TEXT UNDER STUDY:
▼
As of early June, more than 8 million acres of land have been scorched by wildfires across Canada this year, according to the Canadian Interagency Forest Fire Centre (CIFFC). The CIFFC was tracking more than 400 active fires across the nation on Monday.

Eight million acres is roughly equivalent to 60 percent of the total area of Nova Scotia – more than double the area of the entire state of Connecticut.

Last year, nearly 4.1 million acres were singed by fire across Canada, according to a report from the CIFFC.

“Canada’s worst season in the past 25 years occurred in 2014 when nearly 11.3 million acres were burned,” Kienzle explained. “Remarkably, the 2014 season had yet to record 100,000 burned acres as of early June.”

Only six seasons in the last 40 years have burned more than 10 million acres across the entire wildfire season, Kienzle added.

Huge swaths of western Canada continue to battle drought conditions, which have made the area more vulnerable to wildfire initiation and spread.

In and around the areas closest to Quebec’s ongoing blazes, air quality levels have plummeted. Folks in large portions of Quebec are experiencing air quality levels that range from poor to dangerous.

Worsening air quality levels can make it difficult for anyone to breathe or move around outdoors, especially young children, the elderly or anyone with respiratory concerns.

Air quality levels across portions of the Canadian provinces of Quebec and Ontario on Monday, June 5, 2023. Purples represent dangerous air quality. COURTESY/ACCUWEATHER

In addition to the devastating impacts that residents living along the front lines of these wildfires have sustained, wide-reaching smoke will continue to have significant implications on air quality thousands of miles away.
▲
INFORMATION SUPPLIED:
▼
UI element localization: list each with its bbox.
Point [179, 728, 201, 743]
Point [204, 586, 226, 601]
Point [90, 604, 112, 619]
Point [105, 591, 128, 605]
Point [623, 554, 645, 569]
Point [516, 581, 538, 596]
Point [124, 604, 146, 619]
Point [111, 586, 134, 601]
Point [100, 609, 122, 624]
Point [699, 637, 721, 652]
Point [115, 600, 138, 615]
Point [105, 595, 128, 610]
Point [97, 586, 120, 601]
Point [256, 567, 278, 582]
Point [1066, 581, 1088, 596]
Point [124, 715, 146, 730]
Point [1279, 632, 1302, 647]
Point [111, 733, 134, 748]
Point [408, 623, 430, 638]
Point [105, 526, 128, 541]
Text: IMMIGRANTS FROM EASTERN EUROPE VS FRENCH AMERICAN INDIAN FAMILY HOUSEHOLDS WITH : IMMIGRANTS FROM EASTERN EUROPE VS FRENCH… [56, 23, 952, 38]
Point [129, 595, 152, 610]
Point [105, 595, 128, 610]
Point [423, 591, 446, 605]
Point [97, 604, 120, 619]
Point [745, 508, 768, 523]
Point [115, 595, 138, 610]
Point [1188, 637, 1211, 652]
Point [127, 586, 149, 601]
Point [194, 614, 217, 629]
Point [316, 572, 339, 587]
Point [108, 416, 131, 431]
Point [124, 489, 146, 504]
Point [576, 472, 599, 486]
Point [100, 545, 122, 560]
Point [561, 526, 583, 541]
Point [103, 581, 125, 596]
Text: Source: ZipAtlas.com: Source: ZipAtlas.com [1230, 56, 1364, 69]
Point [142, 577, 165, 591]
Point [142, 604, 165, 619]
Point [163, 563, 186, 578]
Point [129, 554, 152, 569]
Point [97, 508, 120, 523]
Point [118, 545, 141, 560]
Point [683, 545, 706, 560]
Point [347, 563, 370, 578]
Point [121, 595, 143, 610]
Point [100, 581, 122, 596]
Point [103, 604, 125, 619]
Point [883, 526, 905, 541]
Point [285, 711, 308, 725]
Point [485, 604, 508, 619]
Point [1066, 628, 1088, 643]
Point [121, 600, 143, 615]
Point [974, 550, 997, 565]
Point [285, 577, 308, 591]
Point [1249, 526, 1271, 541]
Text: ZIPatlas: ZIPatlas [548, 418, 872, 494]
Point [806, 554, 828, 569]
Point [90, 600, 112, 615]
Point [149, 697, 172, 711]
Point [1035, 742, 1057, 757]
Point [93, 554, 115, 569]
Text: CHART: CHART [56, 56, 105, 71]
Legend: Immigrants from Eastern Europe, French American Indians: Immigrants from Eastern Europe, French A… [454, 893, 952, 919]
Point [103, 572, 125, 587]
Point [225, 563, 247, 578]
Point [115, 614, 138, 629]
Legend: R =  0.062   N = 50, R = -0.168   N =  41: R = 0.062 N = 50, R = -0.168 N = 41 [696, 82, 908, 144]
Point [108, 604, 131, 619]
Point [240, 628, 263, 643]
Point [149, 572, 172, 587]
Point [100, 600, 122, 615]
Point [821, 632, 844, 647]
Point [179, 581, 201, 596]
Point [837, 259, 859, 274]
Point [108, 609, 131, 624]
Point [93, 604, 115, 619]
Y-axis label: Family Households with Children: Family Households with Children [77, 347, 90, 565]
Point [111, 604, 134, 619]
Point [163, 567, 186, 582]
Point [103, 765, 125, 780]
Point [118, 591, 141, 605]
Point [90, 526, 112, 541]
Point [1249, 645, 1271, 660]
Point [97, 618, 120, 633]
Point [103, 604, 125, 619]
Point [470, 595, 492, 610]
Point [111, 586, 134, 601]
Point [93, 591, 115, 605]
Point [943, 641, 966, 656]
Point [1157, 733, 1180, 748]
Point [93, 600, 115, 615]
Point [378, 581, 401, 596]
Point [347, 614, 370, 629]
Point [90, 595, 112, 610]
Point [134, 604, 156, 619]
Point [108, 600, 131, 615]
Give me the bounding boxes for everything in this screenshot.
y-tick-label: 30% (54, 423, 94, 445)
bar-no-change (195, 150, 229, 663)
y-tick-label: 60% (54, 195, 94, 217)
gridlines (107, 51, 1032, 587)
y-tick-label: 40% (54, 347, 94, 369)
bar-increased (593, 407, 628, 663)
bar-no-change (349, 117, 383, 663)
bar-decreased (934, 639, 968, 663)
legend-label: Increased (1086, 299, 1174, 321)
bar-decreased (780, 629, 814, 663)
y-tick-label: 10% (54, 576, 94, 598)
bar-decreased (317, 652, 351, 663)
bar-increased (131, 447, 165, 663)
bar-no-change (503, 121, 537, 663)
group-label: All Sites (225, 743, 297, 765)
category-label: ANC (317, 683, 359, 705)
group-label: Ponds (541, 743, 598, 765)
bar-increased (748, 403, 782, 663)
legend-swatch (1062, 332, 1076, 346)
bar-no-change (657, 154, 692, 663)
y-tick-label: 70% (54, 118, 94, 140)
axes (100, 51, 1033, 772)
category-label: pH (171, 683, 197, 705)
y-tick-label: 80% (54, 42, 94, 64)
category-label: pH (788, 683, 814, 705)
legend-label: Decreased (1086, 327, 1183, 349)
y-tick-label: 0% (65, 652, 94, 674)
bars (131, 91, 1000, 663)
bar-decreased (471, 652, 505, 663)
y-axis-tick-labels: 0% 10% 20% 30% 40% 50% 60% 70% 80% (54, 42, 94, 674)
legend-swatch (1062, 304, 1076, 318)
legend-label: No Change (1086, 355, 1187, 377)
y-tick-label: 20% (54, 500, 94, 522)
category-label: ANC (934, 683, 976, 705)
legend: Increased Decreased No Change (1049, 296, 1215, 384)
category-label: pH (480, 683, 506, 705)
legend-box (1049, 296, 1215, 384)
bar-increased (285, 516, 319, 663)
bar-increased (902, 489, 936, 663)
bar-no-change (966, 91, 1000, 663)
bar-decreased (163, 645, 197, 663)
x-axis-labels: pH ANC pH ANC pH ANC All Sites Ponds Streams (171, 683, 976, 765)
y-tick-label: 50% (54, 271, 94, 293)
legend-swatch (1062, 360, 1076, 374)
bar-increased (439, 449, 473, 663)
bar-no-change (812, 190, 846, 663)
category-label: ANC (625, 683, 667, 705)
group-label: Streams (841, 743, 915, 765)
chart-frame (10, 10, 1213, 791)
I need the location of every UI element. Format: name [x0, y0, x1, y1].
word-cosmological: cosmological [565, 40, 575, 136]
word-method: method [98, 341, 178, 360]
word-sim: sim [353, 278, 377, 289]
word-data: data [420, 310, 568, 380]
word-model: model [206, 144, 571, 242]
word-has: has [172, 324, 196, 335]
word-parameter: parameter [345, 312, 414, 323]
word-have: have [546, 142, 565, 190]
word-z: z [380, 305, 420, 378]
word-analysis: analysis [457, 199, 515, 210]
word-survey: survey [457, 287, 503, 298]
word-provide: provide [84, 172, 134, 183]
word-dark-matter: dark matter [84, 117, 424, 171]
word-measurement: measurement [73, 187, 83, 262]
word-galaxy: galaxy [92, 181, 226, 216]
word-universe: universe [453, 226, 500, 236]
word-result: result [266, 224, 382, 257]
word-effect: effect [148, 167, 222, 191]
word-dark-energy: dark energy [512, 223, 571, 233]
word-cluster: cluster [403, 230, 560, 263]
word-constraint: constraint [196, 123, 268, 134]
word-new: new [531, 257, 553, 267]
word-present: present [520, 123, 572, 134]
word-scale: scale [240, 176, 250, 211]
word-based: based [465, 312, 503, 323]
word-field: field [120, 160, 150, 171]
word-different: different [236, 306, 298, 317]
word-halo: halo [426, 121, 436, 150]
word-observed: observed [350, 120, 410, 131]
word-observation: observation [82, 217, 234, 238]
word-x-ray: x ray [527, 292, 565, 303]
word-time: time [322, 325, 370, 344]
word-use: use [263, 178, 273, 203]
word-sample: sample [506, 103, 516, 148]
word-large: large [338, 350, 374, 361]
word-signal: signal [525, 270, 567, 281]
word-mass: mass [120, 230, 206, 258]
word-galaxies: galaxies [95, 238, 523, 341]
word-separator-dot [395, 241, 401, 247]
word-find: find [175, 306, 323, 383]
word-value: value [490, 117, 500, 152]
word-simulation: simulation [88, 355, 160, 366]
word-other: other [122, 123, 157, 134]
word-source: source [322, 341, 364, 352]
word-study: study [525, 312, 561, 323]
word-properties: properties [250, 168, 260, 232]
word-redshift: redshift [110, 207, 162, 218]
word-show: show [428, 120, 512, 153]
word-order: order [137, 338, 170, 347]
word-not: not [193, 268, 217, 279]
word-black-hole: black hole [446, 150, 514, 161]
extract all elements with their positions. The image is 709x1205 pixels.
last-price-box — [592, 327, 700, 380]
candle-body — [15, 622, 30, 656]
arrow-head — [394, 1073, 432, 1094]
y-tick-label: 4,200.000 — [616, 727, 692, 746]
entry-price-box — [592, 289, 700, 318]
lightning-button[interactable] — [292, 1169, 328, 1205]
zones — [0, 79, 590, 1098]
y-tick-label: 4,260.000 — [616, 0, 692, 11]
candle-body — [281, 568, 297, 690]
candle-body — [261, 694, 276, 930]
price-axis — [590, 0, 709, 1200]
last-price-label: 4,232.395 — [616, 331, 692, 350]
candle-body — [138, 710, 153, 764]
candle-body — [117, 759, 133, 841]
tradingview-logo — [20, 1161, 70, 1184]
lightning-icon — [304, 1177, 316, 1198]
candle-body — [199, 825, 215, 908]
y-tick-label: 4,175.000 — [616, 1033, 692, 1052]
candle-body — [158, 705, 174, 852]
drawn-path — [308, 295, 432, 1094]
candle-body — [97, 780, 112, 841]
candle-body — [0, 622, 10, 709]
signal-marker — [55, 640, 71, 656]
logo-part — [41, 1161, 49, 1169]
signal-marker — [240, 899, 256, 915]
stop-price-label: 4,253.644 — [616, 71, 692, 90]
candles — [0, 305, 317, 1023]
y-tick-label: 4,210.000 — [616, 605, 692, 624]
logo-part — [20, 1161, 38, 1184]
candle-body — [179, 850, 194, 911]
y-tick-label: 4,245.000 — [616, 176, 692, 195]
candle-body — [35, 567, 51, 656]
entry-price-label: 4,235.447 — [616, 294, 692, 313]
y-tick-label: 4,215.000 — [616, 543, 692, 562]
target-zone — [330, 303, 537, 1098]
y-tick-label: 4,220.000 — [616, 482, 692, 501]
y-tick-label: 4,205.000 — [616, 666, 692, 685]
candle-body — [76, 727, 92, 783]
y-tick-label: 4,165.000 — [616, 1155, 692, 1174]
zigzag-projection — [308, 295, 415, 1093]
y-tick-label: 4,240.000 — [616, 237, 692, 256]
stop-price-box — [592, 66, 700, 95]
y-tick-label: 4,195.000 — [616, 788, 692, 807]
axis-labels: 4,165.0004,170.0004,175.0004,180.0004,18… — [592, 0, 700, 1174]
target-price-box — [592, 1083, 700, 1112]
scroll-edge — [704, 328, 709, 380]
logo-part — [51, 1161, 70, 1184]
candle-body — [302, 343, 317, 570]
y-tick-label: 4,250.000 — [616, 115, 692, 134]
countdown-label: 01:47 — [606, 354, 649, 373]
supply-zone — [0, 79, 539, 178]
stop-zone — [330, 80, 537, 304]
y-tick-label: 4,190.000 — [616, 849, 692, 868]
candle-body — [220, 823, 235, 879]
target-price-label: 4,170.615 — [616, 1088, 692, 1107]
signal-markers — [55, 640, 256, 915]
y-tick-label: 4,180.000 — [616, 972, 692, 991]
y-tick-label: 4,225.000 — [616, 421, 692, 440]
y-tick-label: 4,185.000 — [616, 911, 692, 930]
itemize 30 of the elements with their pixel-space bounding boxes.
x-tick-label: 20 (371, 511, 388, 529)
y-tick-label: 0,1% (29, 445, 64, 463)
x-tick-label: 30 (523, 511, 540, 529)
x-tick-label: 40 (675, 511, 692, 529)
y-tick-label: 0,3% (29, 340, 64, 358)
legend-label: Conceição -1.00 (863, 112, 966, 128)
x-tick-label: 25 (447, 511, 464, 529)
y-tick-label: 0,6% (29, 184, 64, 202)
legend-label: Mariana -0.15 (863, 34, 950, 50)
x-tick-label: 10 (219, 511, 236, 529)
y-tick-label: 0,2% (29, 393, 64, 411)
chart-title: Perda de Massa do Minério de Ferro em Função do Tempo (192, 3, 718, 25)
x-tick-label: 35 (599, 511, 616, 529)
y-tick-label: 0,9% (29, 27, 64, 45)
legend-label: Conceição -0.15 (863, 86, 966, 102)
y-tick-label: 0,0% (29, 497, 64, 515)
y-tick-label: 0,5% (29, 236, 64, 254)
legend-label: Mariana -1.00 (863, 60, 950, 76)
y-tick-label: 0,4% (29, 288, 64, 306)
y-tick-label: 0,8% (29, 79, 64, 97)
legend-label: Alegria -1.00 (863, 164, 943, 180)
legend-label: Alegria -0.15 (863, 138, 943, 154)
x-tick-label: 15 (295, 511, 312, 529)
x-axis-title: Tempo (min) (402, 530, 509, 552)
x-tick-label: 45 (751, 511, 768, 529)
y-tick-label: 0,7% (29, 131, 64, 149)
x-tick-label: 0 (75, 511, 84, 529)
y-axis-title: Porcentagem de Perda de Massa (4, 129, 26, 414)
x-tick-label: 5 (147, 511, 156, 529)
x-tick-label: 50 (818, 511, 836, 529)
▲
WHAT TO DO: Continue the article on Canada's wildfires from where it stops. Nothing in the items is needed here.

ANSWER BOX:
AccuWeather forecasters say a dip in the jet stream will send smoke pouring southward out of Canada and into the northern and eastern U.S. for much of this week.

Smoke will spread over much of the Great Lakes and portions of the interior Northeast while hazy conditions will be even more wide-reaching. This won’t be the first time this season many of the same areas will have to contend with smoke issues.

“The impacts to air quality have been unprecedented this early in the season when we’ve mixed in the wildfire smoke with the dust and other pollutants, including ozone at the ground level, during hot stretches across the Great Lakes and Northeast,” AccuWeather Meteorologist Dean DeVore said.

As the week began, cities like Chicago and Buffalo were already under air quality alerts due to the Canadian smoke.

“It’s remarkable how much impact this smoke has had so early in the season, making days that are actually below historical seasonal averages and comfortable in terms of humidity, look like a hot and humid mid-July or August day,” DeVore added.

Smoke making it to the surface can reduce visibility in addition to air quality, hiding buildings or landscapes that are typically easily seen. Additionally, if atmospheric conditions align, people living in areas where there is more significant smoke might be able to smell the fiery essence.

Smoke in place across levels of the atmosphere above the surface can often contribute to vivid sunrises and sunsets. AccuWeather forecasters explain why this may be the case this week for some across the eastern U.S.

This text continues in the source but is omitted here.